#### [Description of the task]
Search the material below for the word "animated" and copy every line in which it occurs.

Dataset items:
%%
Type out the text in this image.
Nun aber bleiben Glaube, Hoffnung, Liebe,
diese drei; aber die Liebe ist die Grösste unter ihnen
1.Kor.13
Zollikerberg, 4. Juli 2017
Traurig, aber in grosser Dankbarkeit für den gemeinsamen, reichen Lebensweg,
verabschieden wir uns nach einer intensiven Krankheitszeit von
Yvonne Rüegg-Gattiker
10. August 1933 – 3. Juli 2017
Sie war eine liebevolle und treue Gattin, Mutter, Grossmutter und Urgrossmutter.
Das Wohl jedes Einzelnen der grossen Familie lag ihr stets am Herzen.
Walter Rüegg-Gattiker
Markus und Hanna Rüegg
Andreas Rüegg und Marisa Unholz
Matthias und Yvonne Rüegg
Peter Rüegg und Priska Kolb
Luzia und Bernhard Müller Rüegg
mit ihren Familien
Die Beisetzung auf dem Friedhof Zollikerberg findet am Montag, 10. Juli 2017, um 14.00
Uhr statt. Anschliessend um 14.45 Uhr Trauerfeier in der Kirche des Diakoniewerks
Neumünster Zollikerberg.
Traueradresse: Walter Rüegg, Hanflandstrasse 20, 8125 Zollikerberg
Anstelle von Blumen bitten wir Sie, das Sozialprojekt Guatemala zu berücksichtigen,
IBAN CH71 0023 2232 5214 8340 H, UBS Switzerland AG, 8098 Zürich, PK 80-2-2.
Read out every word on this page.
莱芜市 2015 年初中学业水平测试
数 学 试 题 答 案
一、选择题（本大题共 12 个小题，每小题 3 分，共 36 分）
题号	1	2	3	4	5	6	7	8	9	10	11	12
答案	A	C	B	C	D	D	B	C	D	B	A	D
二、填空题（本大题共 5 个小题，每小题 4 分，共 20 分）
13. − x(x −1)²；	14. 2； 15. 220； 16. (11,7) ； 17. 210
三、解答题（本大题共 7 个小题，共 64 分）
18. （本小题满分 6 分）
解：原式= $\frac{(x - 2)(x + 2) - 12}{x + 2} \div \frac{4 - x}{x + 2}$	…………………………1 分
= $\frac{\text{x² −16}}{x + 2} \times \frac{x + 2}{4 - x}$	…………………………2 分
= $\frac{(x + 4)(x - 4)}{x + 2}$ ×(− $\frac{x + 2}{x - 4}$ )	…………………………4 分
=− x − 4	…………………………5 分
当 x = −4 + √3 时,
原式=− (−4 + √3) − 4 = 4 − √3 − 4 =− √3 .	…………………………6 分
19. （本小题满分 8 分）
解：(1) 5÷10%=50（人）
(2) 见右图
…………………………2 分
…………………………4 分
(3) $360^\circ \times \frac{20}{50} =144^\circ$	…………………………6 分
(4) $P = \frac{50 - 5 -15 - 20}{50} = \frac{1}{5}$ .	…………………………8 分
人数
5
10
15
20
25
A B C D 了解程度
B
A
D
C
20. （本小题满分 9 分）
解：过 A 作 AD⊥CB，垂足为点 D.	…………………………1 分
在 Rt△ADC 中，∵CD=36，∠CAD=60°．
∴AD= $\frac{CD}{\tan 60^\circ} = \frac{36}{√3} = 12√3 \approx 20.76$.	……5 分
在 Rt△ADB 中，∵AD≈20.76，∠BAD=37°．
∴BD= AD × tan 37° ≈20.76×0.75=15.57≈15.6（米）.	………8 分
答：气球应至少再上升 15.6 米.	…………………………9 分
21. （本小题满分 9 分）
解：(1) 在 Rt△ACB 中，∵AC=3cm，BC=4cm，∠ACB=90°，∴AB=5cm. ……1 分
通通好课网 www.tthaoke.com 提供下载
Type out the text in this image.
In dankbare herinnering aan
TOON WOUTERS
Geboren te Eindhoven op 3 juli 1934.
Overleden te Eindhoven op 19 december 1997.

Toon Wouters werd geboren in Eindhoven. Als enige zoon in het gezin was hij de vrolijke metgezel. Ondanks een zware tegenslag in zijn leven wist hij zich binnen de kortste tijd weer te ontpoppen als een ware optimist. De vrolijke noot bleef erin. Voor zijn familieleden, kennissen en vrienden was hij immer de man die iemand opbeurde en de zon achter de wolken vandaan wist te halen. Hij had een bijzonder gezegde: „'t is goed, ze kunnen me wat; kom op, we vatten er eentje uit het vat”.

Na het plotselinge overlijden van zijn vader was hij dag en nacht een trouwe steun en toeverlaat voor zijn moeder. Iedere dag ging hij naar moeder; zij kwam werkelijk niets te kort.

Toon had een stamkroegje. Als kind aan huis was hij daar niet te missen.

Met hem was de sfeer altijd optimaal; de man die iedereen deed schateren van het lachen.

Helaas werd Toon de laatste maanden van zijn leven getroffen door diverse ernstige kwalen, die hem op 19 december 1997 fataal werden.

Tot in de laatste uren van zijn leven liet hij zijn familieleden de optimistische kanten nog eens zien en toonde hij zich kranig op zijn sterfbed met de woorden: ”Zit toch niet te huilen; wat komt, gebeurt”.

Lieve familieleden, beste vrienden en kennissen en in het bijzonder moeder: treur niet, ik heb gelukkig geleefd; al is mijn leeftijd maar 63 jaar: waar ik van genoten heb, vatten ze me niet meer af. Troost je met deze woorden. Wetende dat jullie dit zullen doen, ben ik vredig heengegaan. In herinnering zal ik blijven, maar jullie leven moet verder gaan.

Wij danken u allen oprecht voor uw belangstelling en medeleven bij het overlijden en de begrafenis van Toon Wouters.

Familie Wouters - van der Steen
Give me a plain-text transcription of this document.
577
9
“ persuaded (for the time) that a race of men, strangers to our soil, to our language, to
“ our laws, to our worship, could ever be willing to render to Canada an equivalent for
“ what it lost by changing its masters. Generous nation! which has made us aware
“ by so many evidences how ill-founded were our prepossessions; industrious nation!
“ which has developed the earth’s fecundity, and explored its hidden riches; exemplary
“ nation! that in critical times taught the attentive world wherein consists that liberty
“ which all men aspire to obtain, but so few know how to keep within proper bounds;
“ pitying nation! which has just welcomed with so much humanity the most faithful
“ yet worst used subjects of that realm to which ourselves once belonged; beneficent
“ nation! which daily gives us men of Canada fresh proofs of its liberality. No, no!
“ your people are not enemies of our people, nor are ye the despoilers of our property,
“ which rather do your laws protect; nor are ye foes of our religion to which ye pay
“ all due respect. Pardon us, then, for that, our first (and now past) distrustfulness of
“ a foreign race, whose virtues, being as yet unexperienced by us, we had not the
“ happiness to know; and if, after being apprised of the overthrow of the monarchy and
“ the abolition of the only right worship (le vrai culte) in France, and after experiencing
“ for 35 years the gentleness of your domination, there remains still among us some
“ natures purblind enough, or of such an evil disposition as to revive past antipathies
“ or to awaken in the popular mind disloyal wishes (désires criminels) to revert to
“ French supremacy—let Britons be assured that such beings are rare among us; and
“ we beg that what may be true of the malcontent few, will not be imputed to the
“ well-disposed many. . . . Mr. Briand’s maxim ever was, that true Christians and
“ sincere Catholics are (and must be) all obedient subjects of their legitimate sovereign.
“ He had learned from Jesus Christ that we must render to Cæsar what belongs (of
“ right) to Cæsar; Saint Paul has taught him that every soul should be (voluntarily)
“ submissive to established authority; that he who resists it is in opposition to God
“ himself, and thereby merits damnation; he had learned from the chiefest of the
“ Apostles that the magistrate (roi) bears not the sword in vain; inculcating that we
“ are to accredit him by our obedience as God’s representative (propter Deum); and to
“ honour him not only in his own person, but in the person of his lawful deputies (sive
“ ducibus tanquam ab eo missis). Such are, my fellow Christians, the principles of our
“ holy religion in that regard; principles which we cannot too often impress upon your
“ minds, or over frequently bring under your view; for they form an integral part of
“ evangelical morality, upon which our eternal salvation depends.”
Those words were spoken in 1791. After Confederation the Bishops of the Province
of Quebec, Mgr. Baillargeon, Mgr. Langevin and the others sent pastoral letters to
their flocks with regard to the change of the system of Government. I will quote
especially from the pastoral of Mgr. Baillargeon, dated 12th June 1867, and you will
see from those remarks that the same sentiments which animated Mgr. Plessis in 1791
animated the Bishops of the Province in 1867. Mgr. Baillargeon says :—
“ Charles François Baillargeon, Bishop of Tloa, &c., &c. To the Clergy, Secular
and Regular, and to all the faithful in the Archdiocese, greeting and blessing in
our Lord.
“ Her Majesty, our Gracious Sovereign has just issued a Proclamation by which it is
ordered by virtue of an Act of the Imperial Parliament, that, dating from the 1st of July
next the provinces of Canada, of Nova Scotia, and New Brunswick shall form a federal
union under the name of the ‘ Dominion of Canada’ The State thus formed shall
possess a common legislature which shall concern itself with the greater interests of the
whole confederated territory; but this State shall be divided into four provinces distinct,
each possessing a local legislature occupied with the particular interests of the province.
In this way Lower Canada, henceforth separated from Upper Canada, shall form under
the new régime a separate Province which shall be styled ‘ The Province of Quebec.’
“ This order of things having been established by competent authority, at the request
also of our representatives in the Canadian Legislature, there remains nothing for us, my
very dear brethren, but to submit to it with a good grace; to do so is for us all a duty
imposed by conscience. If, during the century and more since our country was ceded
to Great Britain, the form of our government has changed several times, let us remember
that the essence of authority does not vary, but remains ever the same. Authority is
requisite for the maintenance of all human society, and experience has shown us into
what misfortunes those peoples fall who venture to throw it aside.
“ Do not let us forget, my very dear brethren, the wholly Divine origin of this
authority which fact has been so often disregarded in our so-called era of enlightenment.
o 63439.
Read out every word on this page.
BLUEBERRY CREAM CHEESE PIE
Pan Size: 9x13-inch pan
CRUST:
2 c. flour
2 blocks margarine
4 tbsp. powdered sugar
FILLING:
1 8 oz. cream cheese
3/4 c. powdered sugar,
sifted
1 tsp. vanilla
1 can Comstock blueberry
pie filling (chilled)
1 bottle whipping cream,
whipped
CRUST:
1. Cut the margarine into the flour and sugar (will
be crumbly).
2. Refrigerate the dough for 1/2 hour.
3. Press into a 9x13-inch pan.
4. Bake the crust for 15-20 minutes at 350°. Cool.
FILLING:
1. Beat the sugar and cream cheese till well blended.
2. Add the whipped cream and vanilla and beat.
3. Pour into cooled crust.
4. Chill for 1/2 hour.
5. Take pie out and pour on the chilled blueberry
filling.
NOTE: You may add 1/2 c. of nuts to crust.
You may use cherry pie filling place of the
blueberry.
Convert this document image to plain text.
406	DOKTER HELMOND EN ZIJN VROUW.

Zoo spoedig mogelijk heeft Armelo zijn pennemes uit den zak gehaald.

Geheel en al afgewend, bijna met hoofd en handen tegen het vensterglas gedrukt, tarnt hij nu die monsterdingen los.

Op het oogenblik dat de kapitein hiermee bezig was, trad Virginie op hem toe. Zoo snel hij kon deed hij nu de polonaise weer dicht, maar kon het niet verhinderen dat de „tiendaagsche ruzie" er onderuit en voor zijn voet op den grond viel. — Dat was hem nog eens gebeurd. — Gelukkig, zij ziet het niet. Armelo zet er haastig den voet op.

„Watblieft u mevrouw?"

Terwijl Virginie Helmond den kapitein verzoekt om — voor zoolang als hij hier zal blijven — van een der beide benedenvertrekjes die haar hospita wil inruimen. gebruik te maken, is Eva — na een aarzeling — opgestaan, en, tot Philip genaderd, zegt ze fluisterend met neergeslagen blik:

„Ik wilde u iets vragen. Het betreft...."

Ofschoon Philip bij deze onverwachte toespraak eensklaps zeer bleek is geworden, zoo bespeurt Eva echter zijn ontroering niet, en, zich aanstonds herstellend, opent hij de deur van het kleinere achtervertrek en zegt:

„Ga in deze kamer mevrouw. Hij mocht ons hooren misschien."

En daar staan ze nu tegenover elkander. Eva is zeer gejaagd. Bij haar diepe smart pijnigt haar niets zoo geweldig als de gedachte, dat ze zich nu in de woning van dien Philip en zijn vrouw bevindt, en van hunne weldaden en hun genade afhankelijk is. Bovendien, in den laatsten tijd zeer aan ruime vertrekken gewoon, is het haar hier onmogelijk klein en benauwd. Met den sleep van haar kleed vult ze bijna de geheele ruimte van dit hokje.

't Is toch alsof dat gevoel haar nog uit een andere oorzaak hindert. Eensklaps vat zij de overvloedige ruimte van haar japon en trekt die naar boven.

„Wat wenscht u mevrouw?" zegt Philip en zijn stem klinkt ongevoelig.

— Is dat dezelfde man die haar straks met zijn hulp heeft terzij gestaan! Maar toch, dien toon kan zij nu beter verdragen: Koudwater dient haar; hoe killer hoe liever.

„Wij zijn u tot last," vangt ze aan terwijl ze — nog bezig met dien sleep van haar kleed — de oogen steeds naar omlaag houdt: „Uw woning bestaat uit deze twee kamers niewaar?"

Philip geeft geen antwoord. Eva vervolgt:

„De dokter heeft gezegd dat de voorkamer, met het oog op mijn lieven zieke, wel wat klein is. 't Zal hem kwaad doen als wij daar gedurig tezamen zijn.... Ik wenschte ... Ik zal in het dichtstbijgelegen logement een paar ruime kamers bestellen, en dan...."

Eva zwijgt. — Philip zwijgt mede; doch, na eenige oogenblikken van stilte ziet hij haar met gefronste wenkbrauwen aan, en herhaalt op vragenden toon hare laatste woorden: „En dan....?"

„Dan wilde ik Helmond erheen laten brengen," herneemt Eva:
%%
#### [The completed task]
see from those remarks that the same sentiments which animated Mgr. Plessis in 1791
animated the Bishops of the Province in 1867. Mgr. Baillargeon says :—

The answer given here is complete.